AIM A
From the text on how mkvirtualenv calls virtualenv, list every command typed after the "calvin$" prompt.

TEXT PROVIDED
begin

I am curious about what happens under the hood of the mkvirtualenv
command and so I am trying to understand how it calls virtualenv
.
The lowest hanging fruit is to figure where the virtualenv program is located after installation and where the mkvirtualenv program is located after installation. So:-
Calvins-MacBook-Pro.local ttys006 Mon Apr 23 12:31:07 |~|
calvin$ which mkvirtualenv
Calvins-MacBook-Pro.local ttys006 Mon Apr 23 12:31:10 |~|
calvin$ which virtualenv
/opt/local/library/Frameworks/Python.framework/Versions/2.7/bin/virtualenv
So the strange thing I see here is that which mkvirtualenv
does not give any result. Why?
Digging further, in the virtualenvwrapper directory after installing it, I see only 3 python files:-
Calvins-MacBook-Pro.local ttys004 Mon Apr 23 12:28:05 |/opt/local/Library/Frameworks/Python.framework/Versions/2.7/lib/python2.7/site-packages/virtualenvwrapper|
calvin$ ls -la
total 88
drwxr-xr-x 8 root wheel 272 Apr 13 15:07 .

end

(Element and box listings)

begin

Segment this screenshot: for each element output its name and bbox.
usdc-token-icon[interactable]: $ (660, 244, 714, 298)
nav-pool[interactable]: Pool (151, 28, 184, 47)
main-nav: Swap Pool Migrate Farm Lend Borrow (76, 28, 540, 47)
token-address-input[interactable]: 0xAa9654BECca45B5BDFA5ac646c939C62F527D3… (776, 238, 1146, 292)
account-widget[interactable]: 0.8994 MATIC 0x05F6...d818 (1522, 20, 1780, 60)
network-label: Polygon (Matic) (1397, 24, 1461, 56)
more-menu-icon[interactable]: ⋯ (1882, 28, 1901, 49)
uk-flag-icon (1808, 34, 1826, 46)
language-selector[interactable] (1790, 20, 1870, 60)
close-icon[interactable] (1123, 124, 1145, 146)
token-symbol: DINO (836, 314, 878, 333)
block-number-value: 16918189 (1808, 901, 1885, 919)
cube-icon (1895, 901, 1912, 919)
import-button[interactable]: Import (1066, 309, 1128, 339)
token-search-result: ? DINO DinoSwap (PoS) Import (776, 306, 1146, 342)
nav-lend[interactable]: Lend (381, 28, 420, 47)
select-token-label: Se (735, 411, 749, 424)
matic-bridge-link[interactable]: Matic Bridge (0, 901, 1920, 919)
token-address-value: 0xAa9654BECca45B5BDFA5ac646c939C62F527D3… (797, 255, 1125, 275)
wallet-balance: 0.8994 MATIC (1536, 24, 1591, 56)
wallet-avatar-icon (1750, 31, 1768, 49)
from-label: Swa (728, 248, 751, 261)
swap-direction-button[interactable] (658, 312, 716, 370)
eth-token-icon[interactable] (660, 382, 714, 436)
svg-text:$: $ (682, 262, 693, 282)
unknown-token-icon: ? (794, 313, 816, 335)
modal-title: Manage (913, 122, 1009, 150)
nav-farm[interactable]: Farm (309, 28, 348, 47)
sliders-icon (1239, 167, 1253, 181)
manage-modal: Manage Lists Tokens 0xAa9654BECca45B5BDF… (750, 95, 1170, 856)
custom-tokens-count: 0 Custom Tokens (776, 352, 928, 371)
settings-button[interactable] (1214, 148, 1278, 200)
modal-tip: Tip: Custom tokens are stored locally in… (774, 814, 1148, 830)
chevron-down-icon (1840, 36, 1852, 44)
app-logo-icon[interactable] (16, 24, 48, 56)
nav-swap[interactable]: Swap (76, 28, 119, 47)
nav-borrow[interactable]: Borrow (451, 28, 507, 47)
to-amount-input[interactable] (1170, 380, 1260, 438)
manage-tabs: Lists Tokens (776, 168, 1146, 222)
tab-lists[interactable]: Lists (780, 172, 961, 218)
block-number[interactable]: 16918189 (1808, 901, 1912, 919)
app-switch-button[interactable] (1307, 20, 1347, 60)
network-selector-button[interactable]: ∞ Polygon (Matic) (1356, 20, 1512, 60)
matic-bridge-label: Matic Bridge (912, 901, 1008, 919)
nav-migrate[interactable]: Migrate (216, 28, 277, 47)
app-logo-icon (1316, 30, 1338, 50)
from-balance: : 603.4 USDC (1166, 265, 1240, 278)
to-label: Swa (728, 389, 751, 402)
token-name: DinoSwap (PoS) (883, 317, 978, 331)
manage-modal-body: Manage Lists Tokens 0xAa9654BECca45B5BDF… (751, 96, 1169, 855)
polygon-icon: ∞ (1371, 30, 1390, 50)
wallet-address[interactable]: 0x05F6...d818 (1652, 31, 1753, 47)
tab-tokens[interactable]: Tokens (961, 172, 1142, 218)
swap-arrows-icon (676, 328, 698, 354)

end
begin

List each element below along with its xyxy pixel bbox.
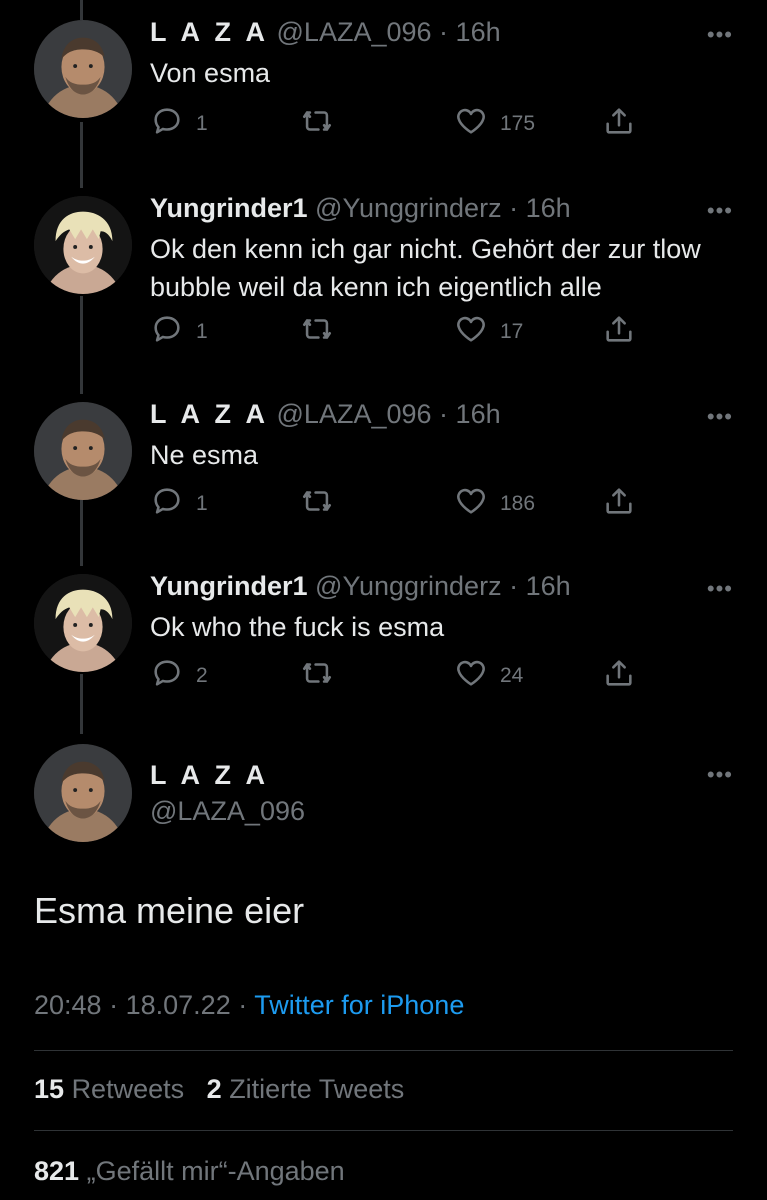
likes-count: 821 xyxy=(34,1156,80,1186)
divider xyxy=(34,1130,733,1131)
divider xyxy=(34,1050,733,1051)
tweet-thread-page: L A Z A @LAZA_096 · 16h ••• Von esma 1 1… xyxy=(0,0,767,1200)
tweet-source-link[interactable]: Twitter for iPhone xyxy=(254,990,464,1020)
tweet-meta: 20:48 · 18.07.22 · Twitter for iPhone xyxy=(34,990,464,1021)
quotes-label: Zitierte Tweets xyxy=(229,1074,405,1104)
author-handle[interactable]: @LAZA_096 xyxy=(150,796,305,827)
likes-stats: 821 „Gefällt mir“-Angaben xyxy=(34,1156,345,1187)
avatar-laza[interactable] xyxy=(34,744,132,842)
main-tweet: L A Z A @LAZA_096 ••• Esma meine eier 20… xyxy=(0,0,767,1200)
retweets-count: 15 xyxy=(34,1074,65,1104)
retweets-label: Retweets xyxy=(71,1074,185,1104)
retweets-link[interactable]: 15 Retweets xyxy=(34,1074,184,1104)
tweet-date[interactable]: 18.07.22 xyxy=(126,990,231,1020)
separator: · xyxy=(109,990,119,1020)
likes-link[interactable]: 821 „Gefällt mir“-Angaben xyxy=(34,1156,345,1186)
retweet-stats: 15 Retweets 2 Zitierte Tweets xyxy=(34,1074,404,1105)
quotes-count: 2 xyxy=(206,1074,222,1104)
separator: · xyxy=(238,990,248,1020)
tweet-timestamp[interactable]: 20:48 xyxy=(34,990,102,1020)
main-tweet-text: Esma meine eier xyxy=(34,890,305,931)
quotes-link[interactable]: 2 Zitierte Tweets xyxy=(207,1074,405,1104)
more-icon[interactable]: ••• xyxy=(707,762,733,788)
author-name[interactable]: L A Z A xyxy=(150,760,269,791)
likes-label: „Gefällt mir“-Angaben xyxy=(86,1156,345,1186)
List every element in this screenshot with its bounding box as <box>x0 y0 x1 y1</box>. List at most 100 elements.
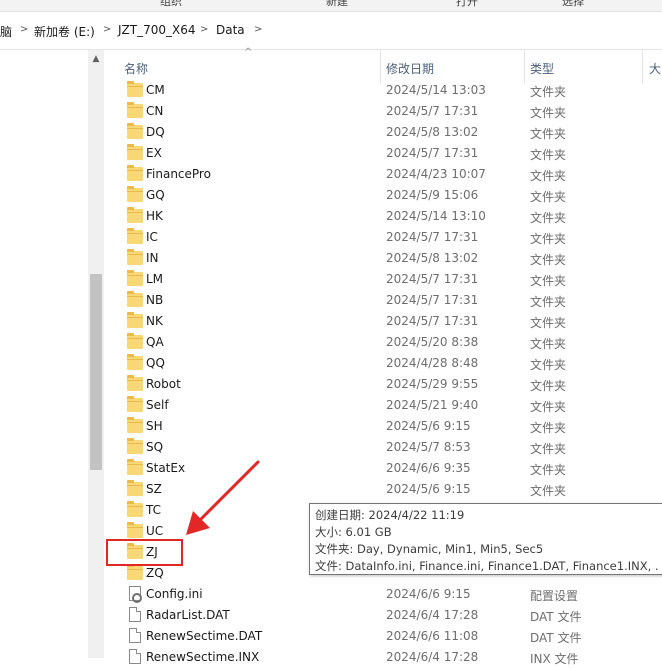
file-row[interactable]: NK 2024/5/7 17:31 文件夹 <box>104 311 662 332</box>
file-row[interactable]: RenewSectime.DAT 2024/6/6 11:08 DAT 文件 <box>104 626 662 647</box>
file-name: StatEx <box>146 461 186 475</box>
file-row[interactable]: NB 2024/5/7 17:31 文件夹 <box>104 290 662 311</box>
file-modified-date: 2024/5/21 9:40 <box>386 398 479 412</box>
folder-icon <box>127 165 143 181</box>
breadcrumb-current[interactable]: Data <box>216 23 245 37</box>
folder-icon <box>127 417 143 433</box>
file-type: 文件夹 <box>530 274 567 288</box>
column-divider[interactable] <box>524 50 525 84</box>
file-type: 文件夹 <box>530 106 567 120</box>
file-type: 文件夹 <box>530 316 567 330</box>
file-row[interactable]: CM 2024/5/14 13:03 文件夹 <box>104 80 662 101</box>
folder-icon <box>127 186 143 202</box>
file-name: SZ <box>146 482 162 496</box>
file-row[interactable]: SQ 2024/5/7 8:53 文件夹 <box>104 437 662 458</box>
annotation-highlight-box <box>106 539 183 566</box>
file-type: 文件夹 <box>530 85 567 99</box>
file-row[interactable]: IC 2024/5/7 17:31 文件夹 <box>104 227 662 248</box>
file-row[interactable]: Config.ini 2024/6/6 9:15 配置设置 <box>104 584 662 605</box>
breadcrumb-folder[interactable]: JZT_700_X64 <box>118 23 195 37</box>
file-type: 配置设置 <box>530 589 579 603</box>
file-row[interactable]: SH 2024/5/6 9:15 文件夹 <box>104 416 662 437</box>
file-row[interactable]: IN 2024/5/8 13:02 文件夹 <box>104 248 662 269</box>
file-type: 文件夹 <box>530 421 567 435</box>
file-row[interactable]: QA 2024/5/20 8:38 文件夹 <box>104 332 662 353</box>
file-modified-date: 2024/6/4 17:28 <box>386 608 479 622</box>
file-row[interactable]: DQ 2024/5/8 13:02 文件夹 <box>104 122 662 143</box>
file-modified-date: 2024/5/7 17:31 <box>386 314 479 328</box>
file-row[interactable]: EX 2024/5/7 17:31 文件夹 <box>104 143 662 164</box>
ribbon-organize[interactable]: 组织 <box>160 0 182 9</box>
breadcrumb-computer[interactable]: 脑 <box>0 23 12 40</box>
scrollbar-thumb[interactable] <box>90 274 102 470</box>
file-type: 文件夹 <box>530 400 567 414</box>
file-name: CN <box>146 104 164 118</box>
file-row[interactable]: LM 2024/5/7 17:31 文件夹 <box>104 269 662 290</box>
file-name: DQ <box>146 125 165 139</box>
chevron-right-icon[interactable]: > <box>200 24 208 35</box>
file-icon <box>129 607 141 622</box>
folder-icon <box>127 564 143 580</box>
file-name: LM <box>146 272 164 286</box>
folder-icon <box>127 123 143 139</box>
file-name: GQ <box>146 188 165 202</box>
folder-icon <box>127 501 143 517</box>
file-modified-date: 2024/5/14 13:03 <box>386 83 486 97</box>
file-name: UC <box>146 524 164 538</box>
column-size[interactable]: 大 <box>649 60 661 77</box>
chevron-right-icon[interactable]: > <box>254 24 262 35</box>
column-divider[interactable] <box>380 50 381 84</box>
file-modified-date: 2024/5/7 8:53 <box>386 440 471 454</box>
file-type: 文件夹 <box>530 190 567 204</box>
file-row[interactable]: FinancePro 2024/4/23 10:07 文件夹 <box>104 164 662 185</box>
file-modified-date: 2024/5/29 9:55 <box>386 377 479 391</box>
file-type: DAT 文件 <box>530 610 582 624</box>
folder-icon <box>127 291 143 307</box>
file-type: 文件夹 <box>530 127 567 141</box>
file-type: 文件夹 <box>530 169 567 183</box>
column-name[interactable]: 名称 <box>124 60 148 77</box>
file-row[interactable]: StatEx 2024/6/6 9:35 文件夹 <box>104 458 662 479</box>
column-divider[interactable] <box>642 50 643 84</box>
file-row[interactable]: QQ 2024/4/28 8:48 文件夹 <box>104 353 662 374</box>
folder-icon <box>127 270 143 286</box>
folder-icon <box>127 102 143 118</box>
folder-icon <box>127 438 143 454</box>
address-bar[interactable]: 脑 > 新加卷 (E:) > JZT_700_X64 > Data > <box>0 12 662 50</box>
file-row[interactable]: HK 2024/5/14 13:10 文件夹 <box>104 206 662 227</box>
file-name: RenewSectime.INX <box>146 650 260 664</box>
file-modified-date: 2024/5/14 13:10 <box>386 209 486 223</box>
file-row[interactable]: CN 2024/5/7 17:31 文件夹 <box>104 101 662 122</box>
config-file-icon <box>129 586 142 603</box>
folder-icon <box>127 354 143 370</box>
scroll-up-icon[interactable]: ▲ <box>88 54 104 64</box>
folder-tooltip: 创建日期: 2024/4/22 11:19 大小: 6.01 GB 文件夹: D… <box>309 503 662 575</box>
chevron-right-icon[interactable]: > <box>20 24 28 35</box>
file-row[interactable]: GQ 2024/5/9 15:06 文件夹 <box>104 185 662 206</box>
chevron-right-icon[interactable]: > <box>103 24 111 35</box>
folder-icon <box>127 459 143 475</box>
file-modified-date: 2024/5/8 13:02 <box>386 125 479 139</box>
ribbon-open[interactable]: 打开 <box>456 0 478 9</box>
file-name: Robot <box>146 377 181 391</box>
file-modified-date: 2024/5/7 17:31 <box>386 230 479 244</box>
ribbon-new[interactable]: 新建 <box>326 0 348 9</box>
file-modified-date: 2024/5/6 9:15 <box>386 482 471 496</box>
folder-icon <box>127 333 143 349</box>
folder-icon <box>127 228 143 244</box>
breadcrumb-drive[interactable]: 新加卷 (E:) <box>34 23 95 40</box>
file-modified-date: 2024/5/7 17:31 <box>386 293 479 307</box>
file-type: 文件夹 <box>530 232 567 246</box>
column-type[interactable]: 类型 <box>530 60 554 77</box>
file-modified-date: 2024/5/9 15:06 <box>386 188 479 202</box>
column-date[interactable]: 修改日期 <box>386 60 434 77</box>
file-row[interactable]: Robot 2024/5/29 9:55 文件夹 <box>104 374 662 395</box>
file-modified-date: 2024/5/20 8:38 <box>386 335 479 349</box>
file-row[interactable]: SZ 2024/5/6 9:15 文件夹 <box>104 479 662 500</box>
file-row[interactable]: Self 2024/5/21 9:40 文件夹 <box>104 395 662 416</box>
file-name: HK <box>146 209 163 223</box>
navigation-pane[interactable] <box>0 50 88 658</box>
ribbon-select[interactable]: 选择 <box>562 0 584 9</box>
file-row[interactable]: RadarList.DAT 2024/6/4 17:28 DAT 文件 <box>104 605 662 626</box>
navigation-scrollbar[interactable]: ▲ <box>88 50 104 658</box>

end

AIM B
In the records, quote each line from the line with "Segment this screenshot: for" to the line with "chevron-down-icon (1840, 36, 1852, 44)", both included.

FULL SOLUTION A
- which mkvirtualenv
- which virtualenv
- ls -la

FULL SOLUTION B
Segment this screenshot: for each element output its name and bbox.
usdc-token-icon[interactable]: $ (660, 244, 714, 298)
nav-pool[interactable]: Pool (151, 28, 184, 47)
main-nav: Swap Pool Migrate Farm Lend Borrow (76, 28, 540, 47)
token-address-input[interactable]: 0xAa9654BECca45B5BDFA5ac646c939C62F527D3… (776, 238, 1146, 292)
account-widget[interactable]: 0.8994 MATIC 0x05F6...d818 (1522, 20, 1780, 60)
network-label: Polygon (Matic) (1397, 24, 1461, 56)
more-menu-icon[interactable]: ⋯ (1882, 28, 1901, 49)
uk-flag-icon (1808, 34, 1826, 46)
language-selector[interactable] (1790, 20, 1870, 60)
close-icon[interactable] (1123, 124, 1145, 146)
token-symbol: DINO (836, 314, 878, 333)
block-number-value: 16918189 (1808, 901, 1885, 919)
cube-icon (1895, 901, 1912, 919)
import-button[interactable]: Import (1066, 309, 1128, 339)
token-search-result: ? DINO DinoSwap (PoS) Import (776, 306, 1146, 342)
nav-lend[interactable]: Lend (381, 28, 420, 47)
select-token-label: Se (735, 411, 749, 424)
matic-bridge-link[interactable]: Matic Bridge (0, 901, 1920, 919)
token-address-value: 0xAa9654BECca45B5BDFA5ac646c939C62F527D3… (797, 255, 1125, 275)
wallet-balance: 0.8994 MATIC (1536, 24, 1591, 56)
wallet-avatar-icon (1750, 31, 1768, 49)
from-label: Swa (728, 248, 751, 261)
swap-direction-button[interactable] (658, 312, 716, 370)
eth-token-icon[interactable] (660, 382, 714, 436)
svg-text:$: $ (682, 262, 693, 282)
unknown-token-icon: ? (794, 313, 816, 335)
modal-title: Manage (913, 122, 1009, 150)
nav-farm[interactable]: Farm (309, 28, 348, 47)
sliders-icon (1239, 167, 1253, 181)
manage-modal: Manage Lists Tokens 0xAa9654BECca45B5BDF… (750, 95, 1170, 856)
custom-tokens-count: 0 Custom Tokens (776, 352, 928, 371)
settings-button[interactable] (1214, 148, 1278, 200)
modal-tip: Tip: Custom tokens are stored locally in… (774, 814, 1148, 830)
chevron-down-icon (1840, 36, 1852, 44)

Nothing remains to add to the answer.